[Document text]
--------------------

Total knee arthroplasty is associated with a frequent incidence of intense postoperative pain, especially during early attempts of mobilization (1). Our analysis focused on the first 48 hours after surgery, during which many patients experience a peak pain level. We chose to compare postoperative analgesia with epidural ropivacaine after epidural anesthesia with S(+)-ketamine and ropivacaine versus ropivacaine. Epidural anesthesia with local anesthetics is often used for knee arthroplasty, and studies with epidural ropivacaine indicate safe and effective analgesia with minimal side effects after major orthopedic surgery (14).

Concern has been expressed about neurotoxicity after neuraxial use of ketamine, because spinal myelopathy has been reported with intrathecal injection of large doses (15). However, in animals and humans, there is no evidence for neurological injury after repeated intrathecal injection of preservative-free ketamine (16,17). Little is known about the pharmacokinetic distribution of epidural ketamine. In a dog model, racemic ketamine was rapidly absorbed from the epidural space into the cerebrospinal fluid and plasma with a longer plasma half-life than if applied IV (18). In humans, a single five-milligram epidural injection gained rapid access to the systemic circulation with 80% bioavailability (19). One possible criticism of this study is therefore the lack of blood measurements of S(+)-ketamine and its metabolites. Thus we cannot comment on systemic analgesic effects possibly induced by epidural S(+)-ketamine. A limitation of our investigation may be the lack of a patient group receiving an equipotent dose of racemic ketamine relative to S(+)-ketamine. Ethical considerations dominated our decision not to investigate such a group, because epidural small-dose racemic ketamine combined with bupivacaine failed to improve postoperative pain relief after knee arthroplasty with epidural anesthesia in a study by Weir and Fee (20).

--------------------

[Activity 1] In the knee arthroplasty discussion, what bioavailability did a single five-milligram epidural injection show in humans?
[Activity 2] Return the knee arthroplasty discussion verbatim, starting at "Total knee arthroplasty" and ending at "orthopedic surgery (14).".

[Material shown]

--------------------

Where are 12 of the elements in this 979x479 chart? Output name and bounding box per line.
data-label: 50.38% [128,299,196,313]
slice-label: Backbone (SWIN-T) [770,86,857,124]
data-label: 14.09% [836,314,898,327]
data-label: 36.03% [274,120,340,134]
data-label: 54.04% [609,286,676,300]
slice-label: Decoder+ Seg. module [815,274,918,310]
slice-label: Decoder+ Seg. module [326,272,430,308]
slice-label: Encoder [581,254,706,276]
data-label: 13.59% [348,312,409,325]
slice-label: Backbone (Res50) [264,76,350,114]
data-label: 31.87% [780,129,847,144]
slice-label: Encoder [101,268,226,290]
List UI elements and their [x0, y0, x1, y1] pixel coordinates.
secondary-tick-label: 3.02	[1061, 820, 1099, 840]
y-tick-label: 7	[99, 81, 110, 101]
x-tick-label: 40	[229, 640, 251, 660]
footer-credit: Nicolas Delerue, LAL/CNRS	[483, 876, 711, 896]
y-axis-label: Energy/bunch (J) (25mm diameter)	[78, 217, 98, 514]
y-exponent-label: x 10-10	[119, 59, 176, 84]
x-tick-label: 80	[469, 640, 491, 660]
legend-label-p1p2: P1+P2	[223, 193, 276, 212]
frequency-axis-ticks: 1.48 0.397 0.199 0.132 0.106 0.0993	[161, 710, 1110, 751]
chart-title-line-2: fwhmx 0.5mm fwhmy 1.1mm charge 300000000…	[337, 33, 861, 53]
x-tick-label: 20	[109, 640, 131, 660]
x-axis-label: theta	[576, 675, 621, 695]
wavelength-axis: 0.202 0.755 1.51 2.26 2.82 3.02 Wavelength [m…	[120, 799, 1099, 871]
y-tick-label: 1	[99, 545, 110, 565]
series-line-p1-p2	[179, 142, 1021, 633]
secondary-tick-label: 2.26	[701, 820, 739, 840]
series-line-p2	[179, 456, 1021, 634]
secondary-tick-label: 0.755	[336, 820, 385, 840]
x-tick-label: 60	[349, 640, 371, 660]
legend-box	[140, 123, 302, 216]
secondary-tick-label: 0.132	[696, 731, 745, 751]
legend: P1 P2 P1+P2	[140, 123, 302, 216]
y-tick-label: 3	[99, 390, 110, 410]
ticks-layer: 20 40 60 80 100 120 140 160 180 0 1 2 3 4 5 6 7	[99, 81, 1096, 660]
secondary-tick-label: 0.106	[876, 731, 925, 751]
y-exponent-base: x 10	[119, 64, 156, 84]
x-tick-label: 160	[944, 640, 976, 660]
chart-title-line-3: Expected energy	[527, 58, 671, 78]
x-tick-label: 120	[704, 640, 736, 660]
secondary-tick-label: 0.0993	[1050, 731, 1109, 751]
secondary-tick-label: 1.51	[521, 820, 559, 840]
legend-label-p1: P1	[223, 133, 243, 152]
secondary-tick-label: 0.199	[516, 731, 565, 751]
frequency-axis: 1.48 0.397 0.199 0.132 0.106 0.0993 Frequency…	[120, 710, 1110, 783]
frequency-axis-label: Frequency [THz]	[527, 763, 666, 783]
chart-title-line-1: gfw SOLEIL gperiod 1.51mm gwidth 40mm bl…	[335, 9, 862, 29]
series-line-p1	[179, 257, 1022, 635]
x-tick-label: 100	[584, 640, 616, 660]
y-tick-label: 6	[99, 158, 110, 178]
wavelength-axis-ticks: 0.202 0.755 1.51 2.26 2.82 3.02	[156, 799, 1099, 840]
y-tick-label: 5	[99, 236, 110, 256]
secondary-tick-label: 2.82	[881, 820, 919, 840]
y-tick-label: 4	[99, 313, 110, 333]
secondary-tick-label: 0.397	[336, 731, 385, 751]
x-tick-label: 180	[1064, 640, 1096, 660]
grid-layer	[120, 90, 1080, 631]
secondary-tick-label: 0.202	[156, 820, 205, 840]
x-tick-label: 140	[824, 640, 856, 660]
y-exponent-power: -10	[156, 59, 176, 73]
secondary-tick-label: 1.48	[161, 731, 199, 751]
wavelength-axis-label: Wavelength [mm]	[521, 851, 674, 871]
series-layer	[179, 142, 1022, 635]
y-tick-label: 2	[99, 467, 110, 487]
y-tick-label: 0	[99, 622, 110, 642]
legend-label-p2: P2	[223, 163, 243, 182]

--------------------

[Answer space 1] 80%

[Answer space 2]
Total knee arthroplasty is associated with a frequent incidence of intense postoperative pain, especially during early attempts of mobilization (1). Our analysis focused on the first 48 hours after surgery, during which many patients experience a peak pain level. We chose to compare postoperative analgesia with epidural ropivacaine after epidural anesthesia with S(+)-ketamine and ropivacaine versus ropivacaine. Epidural anesthesia with local anesthetics is often used for knee arthroplasty, and studies with epidural ropivacaine indicate safe and effective analgesia with minimal side effects after major orthopedic surgery (14).